╭─ THE RECORDS

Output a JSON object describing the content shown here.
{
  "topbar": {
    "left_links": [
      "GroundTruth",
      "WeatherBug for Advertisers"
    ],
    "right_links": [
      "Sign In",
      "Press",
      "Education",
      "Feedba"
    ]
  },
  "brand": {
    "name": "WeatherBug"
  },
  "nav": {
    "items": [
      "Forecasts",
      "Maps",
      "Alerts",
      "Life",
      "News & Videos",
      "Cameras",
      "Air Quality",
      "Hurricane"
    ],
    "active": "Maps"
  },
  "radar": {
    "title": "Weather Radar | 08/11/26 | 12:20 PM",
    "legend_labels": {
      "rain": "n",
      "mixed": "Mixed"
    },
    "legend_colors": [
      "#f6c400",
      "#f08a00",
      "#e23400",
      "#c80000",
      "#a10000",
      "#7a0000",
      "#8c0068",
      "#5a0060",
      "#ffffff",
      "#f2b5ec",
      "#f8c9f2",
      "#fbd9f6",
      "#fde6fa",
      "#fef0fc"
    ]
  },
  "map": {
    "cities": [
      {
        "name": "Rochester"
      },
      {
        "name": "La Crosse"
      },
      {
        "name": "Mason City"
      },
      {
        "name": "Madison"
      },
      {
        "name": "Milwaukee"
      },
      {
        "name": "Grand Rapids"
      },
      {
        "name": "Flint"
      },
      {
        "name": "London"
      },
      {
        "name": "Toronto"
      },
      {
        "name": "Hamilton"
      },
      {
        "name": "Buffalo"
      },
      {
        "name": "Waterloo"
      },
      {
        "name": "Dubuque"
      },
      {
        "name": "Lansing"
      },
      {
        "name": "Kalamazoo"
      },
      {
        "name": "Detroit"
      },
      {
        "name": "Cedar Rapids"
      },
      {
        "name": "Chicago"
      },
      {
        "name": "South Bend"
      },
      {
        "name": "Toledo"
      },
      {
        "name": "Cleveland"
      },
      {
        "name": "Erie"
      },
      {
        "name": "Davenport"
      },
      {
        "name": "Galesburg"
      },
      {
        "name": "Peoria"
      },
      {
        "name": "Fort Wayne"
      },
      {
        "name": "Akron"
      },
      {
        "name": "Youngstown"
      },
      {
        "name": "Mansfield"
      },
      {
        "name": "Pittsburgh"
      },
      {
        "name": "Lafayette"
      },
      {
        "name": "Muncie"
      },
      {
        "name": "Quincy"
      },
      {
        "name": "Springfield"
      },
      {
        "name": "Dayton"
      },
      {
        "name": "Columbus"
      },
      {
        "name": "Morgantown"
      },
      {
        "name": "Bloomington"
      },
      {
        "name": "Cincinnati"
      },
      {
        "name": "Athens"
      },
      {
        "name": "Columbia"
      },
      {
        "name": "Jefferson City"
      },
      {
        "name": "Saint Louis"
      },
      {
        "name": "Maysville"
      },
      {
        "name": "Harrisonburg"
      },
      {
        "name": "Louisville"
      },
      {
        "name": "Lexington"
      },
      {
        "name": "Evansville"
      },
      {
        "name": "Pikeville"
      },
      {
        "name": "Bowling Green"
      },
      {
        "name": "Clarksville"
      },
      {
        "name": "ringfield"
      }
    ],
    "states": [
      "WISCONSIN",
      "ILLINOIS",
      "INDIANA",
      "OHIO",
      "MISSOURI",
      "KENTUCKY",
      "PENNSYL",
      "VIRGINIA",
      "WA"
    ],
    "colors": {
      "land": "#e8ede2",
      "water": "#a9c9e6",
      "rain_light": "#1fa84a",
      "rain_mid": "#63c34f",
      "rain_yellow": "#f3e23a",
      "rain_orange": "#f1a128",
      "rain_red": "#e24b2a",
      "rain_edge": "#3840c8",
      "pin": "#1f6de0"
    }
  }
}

╰─

SET TASK => Reproduce the complete data exactly as presented above.

WRITTEN RESPONSE =>
Output a JSON object describing the content shown here.
{
  "topbar": {
    "left_links": [
      "GroundTruth",
      "WeatherBug for Advertisers"
    ],
    "right_links": [
      "Sign In",
      "Press",
      "Education",
      "Feedba"
    ]
  },
  "brand": {
    "name": "WeatherBug"
  },
  "nav": {
    "items": [
      "Forecasts",
      "Maps",
      "Alerts",
      "Life",
      "News & Videos",
      "Cameras",
      "Air Quality",
      "Hurricane"
    ],
    "active": "Maps"
  },
  "radar": {
    "title": "Weather Radar | 08/11/26 | 12:20 PM",
    "legend_labels": {
      "rain": "n",
      "mixed": "Mixed"
    },
    "legend_colors": [
      "#f6c400",
      "#f08a00",
      "#e23400",
      "#c80000",
      "#a10000",
      "#7a0000",
      "#8c0068",
      "#5a0060",
      "#ffffff",
      "#f2b5ec",
      "#f8c9f2",
      "#fbd9f6",
      "#fde6fa",
      "#fef0fc"
    ]
  },
  "map": {
    "cities": [
      {
        "name": "Rochester"
      },
      {
        "name": "La Crosse"
      },
      {
        "name": "Mason City"
      },
      {
        "name": "Madison"
      },
      {
        "name": "Milwaukee"
      },
      {
        "name": "Grand Rapids"
      },
      {
        "name": "Flint"
      },
      {
        "name": "London"
      },
      {
        "name": "Toronto"
      },
      {
        "name": "Hamilton"
      },
      {
        "name": "Buffalo"
      },
      {
        "name": "Waterloo"
      },
      {
        "name": "Dubuque"
      },
      {
        "name": "Lansing"
      },
      {
        "name": "Kalamazoo"
      },
      {
        "name": "Detroit"
      },
      {
        "name": "Cedar Rapids"
      },
      {
        "name": "Chicago"
      },
      {
        "name": "South Bend"
      },
      {
        "name": "Toledo"
      },
      {
        "name": "Cleveland"
      },
      {
        "name": "Erie"
      },
      {
        "name": "Davenport"
      },
      {
        "name": "Galesburg"
      },
      {
        "name": "Peoria"
      },
      {
        "name": "Fort Wayne"
      },
      {
        "name": "Akron"
      },
      {
        "name": "Youngstown"
      },
      {
        "name": "Mansfield"
      },
      {
        "name": "Pittsburgh"
      },
      {
        "name": "Lafayette"
      },
      {
        "name": "Muncie"
      },
      {
        "name": "Quincy"
      },
      {
        "name": "Springfield"
      },
      {
        "name": "Dayton"
      },
      {
        "name": "Columbus"
      },
      {
        "name": "Morgantown"
      },
      {
        "name": "Bloomington"
      },
      {
        "name": "Cincinnati"
      },
      {
        "name": "Athens"
      },
      {
        "name": "Columbia"
      },
      {
        "name": "Jefferson City"
      },
      {
        "name": "Saint Louis"
      },
      {
        "name": "Maysville"
      },
      {
        "name": "Harrisonburg"
      },
      {
        "name": "Louisville"
      },
      {
        "name": "Lexington"
      },
      {
        "name": "Evansville"
      },
      {
        "name": "Pikeville"
      },
      {
        "name": "Bowling Green"
      },
      {
        "name": "Clarksville"
      },
      {
        "name": "ringfield"
      }
    ],
    "states": [
      "WISCONSIN",
      "ILLINOIS",
      "INDIANA",
      "OHIO",
      "MISSOURI",
      "KENTUCKY",
      "PENNSYL",
      "VIRGINIA",
      "WA"
    ],
    "colors": {
      "land": "#e8ede2",
      "water": "#a9c9e6",
      "rain_light": "#1fa84a",
      "rain_mid": "#63c34f",
      "rain_yellow": "#f3e23a",
      "rain_orange": "#f1a128",
      "rain_red": "#e24b2a",
      "rain_edge": "#3840c8",
      "pin": "#1f6de0"
    }
  }
}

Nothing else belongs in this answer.